* _WHAT YOU WILL DO_
Repeat each entry word for word. Leave any images out of the copy.

* _GIVEN ENTRIES_
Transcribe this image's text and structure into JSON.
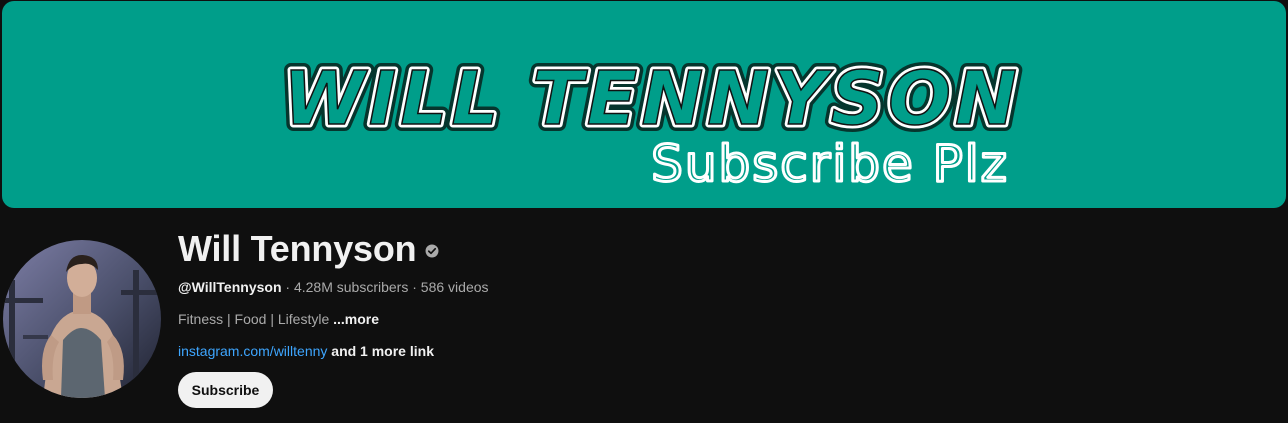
{
  "banner": {
    "title": "WILL TENNYSON",
    "subtitle": "Subscribe Plz",
    "background_color": "#009e8a"
  },
  "channel": {
    "name": "Will Tennyson",
    "verified_icon": "verified-check-icon",
    "handle": "@WillTennyson",
    "subscribers": "4.28M subscribers",
    "videos": "586 videos",
    "separator": "·",
    "description": "Fitness | Food | Lifestyle",
    "more_label": "...more",
    "link_text": "instagram.com/willtenny",
    "more_links_label": "and 1 more link",
    "subscribe_label": "Subscribe"
  },
  "colors": {
    "background": "#0f0f0f",
    "text_primary": "#f1f1f1",
    "text_secondary": "#aaaaaa",
    "link": "#3ea6ff"
  }
}
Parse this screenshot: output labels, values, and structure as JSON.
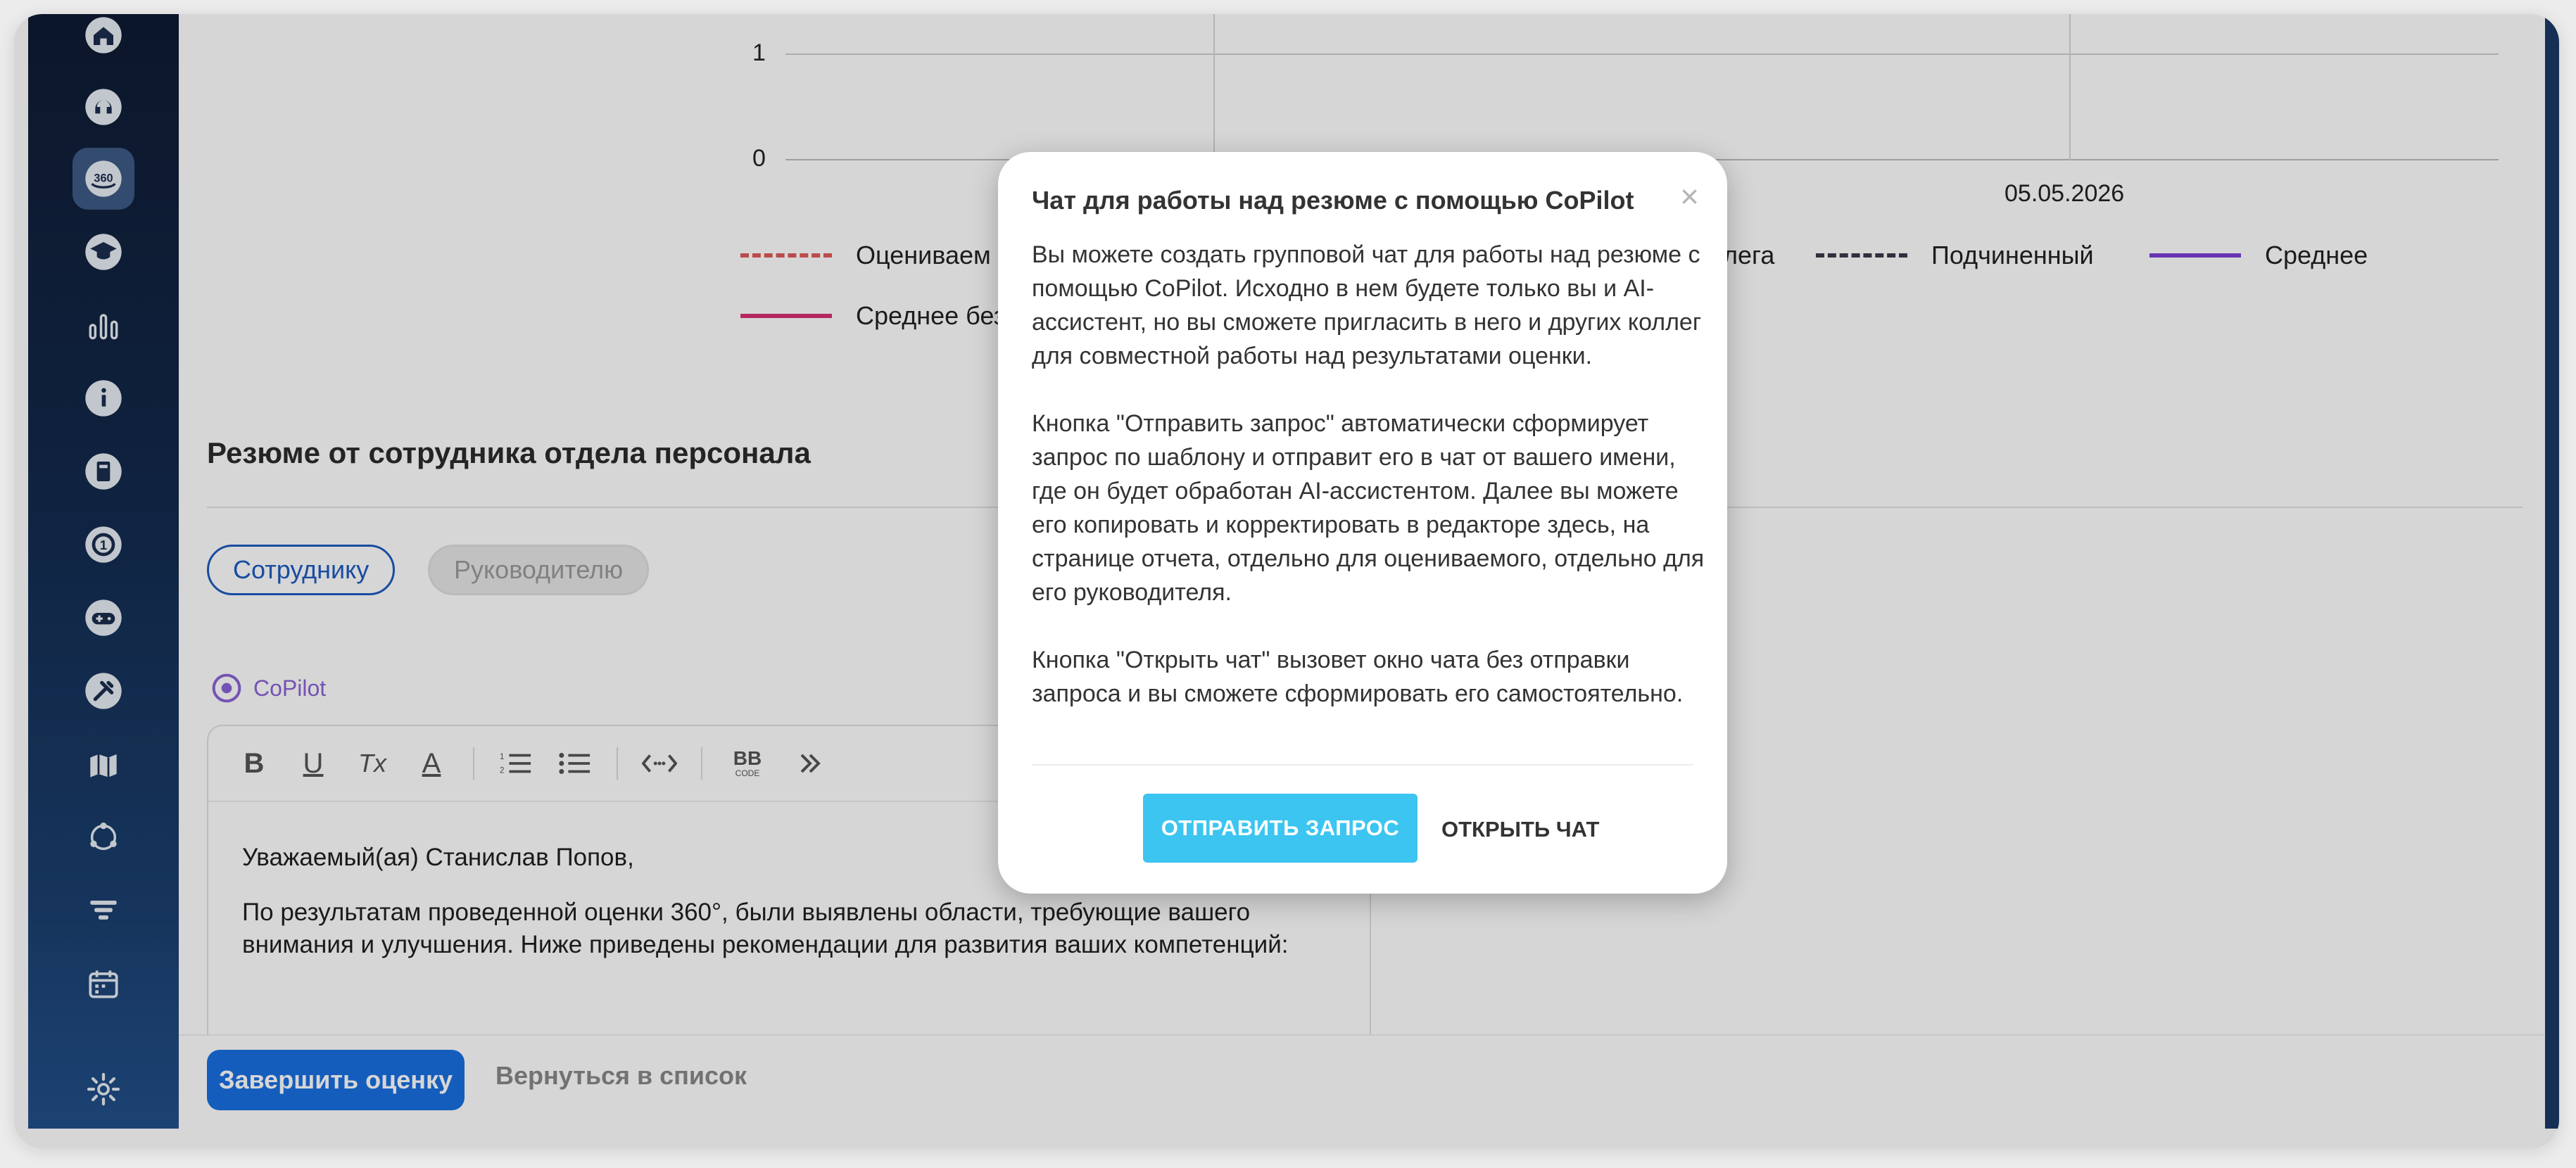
{
  "sidebar": {
    "items": [
      {
        "icon": "home-icon"
      },
      {
        "icon": "headset-icon"
      },
      {
        "icon": "rotate-360-icon",
        "label": "360",
        "active": true
      },
      {
        "icon": "graduation-cap-icon"
      },
      {
        "icon": "bar-chart-icon"
      },
      {
        "icon": "info-icon"
      },
      {
        "icon": "book-icon"
      },
      {
        "icon": "target-icon"
      },
      {
        "icon": "gamepad-icon"
      },
      {
        "icon": "tools-icon"
      },
      {
        "icon": "map-icon"
      },
      {
        "icon": "network-icon"
      },
      {
        "icon": "funnel-icon"
      },
      {
        "icon": "calendar-icon"
      },
      {
        "icon": "gear-icon"
      }
    ]
  },
  "chart": {
    "ticks": [
      "1",
      "0"
    ],
    "x_label": "05.05.2026",
    "legend": [
      {
        "label": "Оцениваем",
        "color": "#e05a5a",
        "style": "dashed"
      },
      {
        "label": "лега",
        "color": "#333333",
        "style": "dashed"
      },
      {
        "label": "Подчиненный",
        "color": "#3a3a4a",
        "style": "dashed"
      },
      {
        "label": "Среднее",
        "color": "#7b3fd6",
        "style": "solid"
      },
      {
        "label": "Среднее без",
        "color": "#d92f72",
        "style": "solid"
      }
    ]
  },
  "summary": {
    "title": "Резюме от сотрудника отдела персонала",
    "tabs": [
      "Сотруднику",
      "Руководителю"
    ],
    "copilot_label": "CoPilot"
  },
  "editor": {
    "toolbar": [
      "B",
      "U",
      "Tx",
      "A",
      "numbered-list",
      "bullet-list",
      "code",
      "bbcode",
      "more"
    ],
    "bbcode_label": "BB",
    "bbcode_sub": "CODE",
    "greeting": "Уважаемый(ая) Станислав Попов,",
    "body": "По результатам проведенной оценки 360°, были выявлены области, требующие вашего внимания и улучшения. Ниже приведены рекомендации для развития ваших компетенций:"
  },
  "footer": {
    "finish_label": "Завершить оценку",
    "back_label": "Вернуться в список"
  },
  "modal": {
    "title": "Чат для работы над резюме с помощью CoPilot",
    "close": "×",
    "p1": "Вы можете создать групповой чат для работы над резюме с помощью CoPilot. Исходно в нем будете только вы и AI-ассистент, но вы сможете пригласить в него и других коллег для совместной работы над результатами оценки.",
    "p2": "Кнопка \"Отправить запрос\" автоматически сформирует запрос по шаблону и отправит его в чат от вашего имени, где он будет обработан AI-ассистентом. Далее вы можете его копировать и корректировать в редакторе здесь, на странице отчета, отдельно для оцениваемого, отдельно для его руководителя.",
    "p3": "Кнопка \"Открыть чат\" вызовет окно чата без отправки запроса и вы сможете сформировать его самостоятельно.",
    "send_label": "ОТПРАВИТЬ ЗАПРОС",
    "open_label": "ОТКРЫТЬ ЧАТ"
  }
}
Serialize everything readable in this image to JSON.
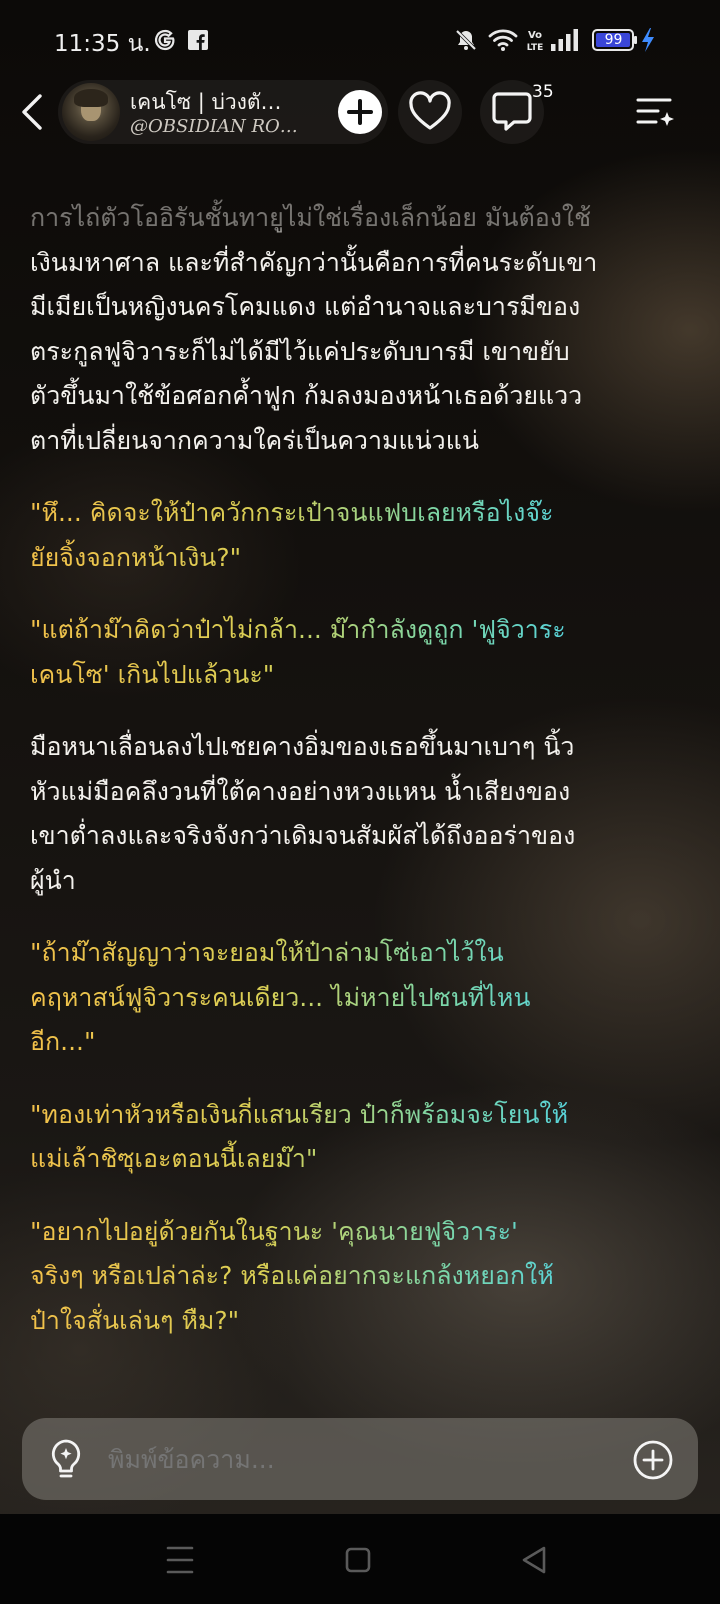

* _PROBLEM SOLUTION_
Transcribe this image's text and structure into JSON.
{
  "banner": {
    "title": "WILL TENNYSON",
    "subtitle": "Subscribe Plz",
    "background_color": "#009e8a"
  },
  "channel": {
    "name": "Will Tennyson",
    "verified_icon": "verified-check-icon",
    "handle": "@WillTennyson",
    "subscribers": "4.28M subscribers",
    "videos": "586 videos",
    "separator": "·",
    "description": "Fitness | Food | Lifestyle",
    "more_label": "...more",
    "link_text": "instagram.com/willtenny",
    "more_links_label": "and 1 more link",
    "subscribe_label": "Subscribe"
  },
  "colors": {
    "background": "#0f0f0f",
    "text_primary": "#f1f1f1",
    "text_secondary": "#aaaaaa",
    "link": "#3ea6ff"
  }
}
Parse this screenshot: output labels, values, and structure as JSON.
{
  "sidebar": {
    "items": [
      {
        "icon": "home-icon"
      },
      {
        "icon": "headset-icon"
      },
      {
        "icon": "rotate-360-icon",
        "label": "360",
        "active": true
      },
      {
        "icon": "graduation-cap-icon"
      },
      {
        "icon": "bar-chart-icon"
      },
      {
        "icon": "info-icon"
      },
      {
        "icon": "book-icon"
      },
      {
        "icon": "target-icon"
      },
      {
        "icon": "gamepad-icon"
      },
      {
        "icon": "tools-icon"
      },
      {
        "icon": "map-icon"
      },
      {
        "icon": "network-icon"
      },
      {
        "icon": "funnel-icon"
      },
      {
        "icon": "calendar-icon"
      },
      {
        "icon": "gear-icon"
      }
    ]
  },
  "chart": {
    "ticks": [
      "1",
      "0"
    ],
    "x_label": "05.05.2026",
    "legend": [
      {
        "label": "Оцениваем",
        "color": "#e05a5a",
        "style": "dashed"
      },
      {
        "label": "лега",
        "color": "#333333",
        "style": "dashed"
      },
      {
        "label": "Подчиненный",
        "color": "#3a3a4a",
        "style": "dashed"
      },
      {
        "label": "Среднее",
        "color": "#7b3fd6",
        "style": "solid"
      },
      {
        "label": "Среднее без",
        "color": "#d92f72",
        "style": "solid"
      }
    ]
  },
  "summary": {
    "title": "Резюме от сотрудника отдела персонала",
    "tabs": [
      "Сотруднику",
      "Руководителю"
    ],
    "copilot_label": "CoPilot"
  },
  "editor": {
    "toolbar": [
      "B",
      "U",
      "Tx",
      "A",
      "numbered-list",
      "bullet-list",
      "code",
      "bbcode",
      "more"
    ],
    "bbcode_label": "BB",
    "bbcode_sub": "CODE",
    "greeting": "Уважаемый(ая) Станислав Попов,",
    "body": "По результатам проведенной оценки 360°, были выявлены области, требующие вашего внимания и улучшения. Ниже приведены рекомендации для развития ваших компетенций:"
  },
  "footer": {
    "finish_label": "Завершить оценку",
    "back_label": "Вернуться в список"
  },
  "modal": {
    "title": "Чат для работы над резюме с помощью CoPilot",
    "close": "×",
    "p1": "Вы можете создать групповой чат для работы над резюме с помощью CoPilot. Исходно в нем будете только вы и AI-ассистент, но вы сможете пригласить в него и других коллег для совместной работы над результатами оценки.",
    "p2": "Кнопка \"Отправить запрос\" автоматически сформирует запрос по шаблону и отправит его в чат от вашего имени, где он будет обработан AI-ассистентом. Далее вы можете его копировать и корректировать в редакторе здесь, на странице отчета, отдельно для оцениваемого, отдельно для его руководителя.",
    "p3": "Кнопка \"Открыть чат\" вызовет окно чата без отправки запроса и вы сможете сформировать его самостоятельно.",
    "send_label": "ОТПРАВИТЬ ЗАПРОС",
    "open_label": "ОТКРЫТЬ ЧАТ"
  }
}
Serialize everything readable in this image to JSON.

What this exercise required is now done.